**Written task**
Give the data again, word for word.

— start Exercise inputs —

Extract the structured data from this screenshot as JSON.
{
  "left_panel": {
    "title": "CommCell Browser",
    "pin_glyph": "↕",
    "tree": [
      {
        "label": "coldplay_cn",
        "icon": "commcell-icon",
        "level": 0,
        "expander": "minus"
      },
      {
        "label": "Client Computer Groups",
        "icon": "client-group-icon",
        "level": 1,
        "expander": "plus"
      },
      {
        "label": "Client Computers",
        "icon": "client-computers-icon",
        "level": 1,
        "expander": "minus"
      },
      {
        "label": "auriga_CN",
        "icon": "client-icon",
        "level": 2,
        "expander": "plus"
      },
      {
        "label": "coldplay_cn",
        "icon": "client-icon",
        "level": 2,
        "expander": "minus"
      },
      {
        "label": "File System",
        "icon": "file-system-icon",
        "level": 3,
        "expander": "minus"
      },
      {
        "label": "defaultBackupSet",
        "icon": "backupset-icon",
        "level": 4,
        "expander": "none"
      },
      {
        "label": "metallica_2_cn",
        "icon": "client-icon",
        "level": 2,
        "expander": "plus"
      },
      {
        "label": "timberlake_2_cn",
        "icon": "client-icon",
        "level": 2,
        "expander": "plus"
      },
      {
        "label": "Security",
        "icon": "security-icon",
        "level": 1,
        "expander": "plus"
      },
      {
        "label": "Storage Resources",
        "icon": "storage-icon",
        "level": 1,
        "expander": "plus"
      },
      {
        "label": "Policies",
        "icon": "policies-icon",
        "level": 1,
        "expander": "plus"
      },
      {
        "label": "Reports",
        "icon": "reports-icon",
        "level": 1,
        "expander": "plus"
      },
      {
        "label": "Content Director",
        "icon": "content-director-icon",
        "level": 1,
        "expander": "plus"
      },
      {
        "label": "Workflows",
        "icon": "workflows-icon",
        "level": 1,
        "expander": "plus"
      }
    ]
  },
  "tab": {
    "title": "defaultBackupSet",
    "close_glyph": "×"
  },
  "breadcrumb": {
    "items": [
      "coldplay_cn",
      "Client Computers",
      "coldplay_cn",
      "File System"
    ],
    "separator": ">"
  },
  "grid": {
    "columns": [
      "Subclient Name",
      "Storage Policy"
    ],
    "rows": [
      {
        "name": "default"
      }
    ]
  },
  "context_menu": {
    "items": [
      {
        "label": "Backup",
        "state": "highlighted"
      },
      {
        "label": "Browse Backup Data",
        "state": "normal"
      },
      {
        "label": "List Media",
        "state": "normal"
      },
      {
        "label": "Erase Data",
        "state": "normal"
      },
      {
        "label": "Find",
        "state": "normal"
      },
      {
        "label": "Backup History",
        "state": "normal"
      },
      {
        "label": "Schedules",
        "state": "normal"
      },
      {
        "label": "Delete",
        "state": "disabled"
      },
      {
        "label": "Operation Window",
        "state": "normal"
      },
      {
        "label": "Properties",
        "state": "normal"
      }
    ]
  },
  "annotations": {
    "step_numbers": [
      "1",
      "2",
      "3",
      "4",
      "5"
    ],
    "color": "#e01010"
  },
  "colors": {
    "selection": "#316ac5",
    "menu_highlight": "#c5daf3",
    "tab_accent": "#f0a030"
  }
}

— end Exercise inputs —

**Response to this exercise**
Extract the structured data from this screenshot as JSON.
{
  "left_panel": {
    "title": "CommCell Browser",
    "pin_glyph": "↕",
    "tree": [
      {
        "label": "coldplay_cn",
        "icon": "commcell-icon",
        "level": 0,
        "expander": "minus"
      },
      {
        "label": "Client Computer Groups",
        "icon": "client-group-icon",
        "level": 1,
        "expander": "plus"
      },
      {
        "label": "Client Computers",
        "icon": "client-computers-icon",
        "level": 1,
        "expander": "minus"
      },
      {
        "label": "auriga_CN",
        "icon": "client-icon",
        "level": 2,
        "expander": "plus"
      },
      {
        "label": "coldplay_cn",
        "icon": "client-icon",
        "level": 2,
        "expander": "minus"
      },
      {
        "label": "File System",
        "icon": "file-system-icon",
        "level": 3,
        "expander": "minus"
      },
      {
        "label": "defaultBackupSet",
        "icon": "backupset-icon",
        "level": 4,
        "expander": "none"
      },
      {
        "label": "metallica_2_cn",
        "icon": "client-icon",
        "level": 2,
        "expander": "plus"
      },
      {
        "label": "timberlake_2_cn",
        "icon": "client-icon",
        "level": 2,
        "expander": "plus"
      },
      {
        "label": "Security",
        "icon": "security-icon",
        "level": 1,
        "expander": "plus"
      },
      {
        "label": "Storage Resources",
        "icon": "storage-icon",
        "level": 1,
        "expander": "plus"
      },
      {
        "label": "Policies",
        "icon": "policies-icon",
        "level": 1,
        "expander": "plus"
      },
      {
        "label": "Reports",
        "icon": "reports-icon",
        "level": 1,
        "expander": "plus"
      },
      {
        "label": "Content Director",
        "icon": "content-director-icon",
        "level": 1,
        "expander": "plus"
      },
      {
        "label": "Workflows",
        "icon": "workflows-icon",
        "level": 1,
        "expander": "plus"
      }
    ]
  },
  "tab": {
    "title": "defaultBackupSet",
    "close_glyph": "×"
  },
  "breadcrumb": {
    "items": [
      "coldplay_cn",
      "Client Computers",
      "coldplay_cn",
      "File System"
    ],
    "separator": ">"
  },
  "grid": {
    "columns": [
      "Subclient Name",
      "Storage Policy"
    ],
    "rows": [
      {
        "name": "default"
      }
    ]
  },
  "context_menu": {
    "items": [
      {
        "label": "Backup",
        "state": "highlighted"
      },
      {
        "label": "Browse Backup Data",
        "state": "normal"
      },
      {
        "label": "List Media",
        "state": "normal"
      },
      {
        "label": "Erase Data",
        "state": "normal"
      },
      {
        "label": "Find",
        "state": "normal"
      },
      {
        "label": "Backup History",
        "state": "normal"
      },
      {
        "label": "Schedules",
        "state": "normal"
      },
      {
        "label": "Delete",
        "state": "disabled"
      },
      {
        "label": "Operation Window",
        "state": "normal"
      },
      {
        "label": "Properties",
        "state": "normal"
      }
    ]
  },
  "annotations": {
    "step_numbers": [
      "1",
      "2",
      "3",
      "4",
      "5"
    ],
    "color": "#e01010"
  },
  "colors": {
    "selection": "#316ac5",
    "menu_highlight": "#c5daf3",
    "tab_accent": "#f0a030"
  }
}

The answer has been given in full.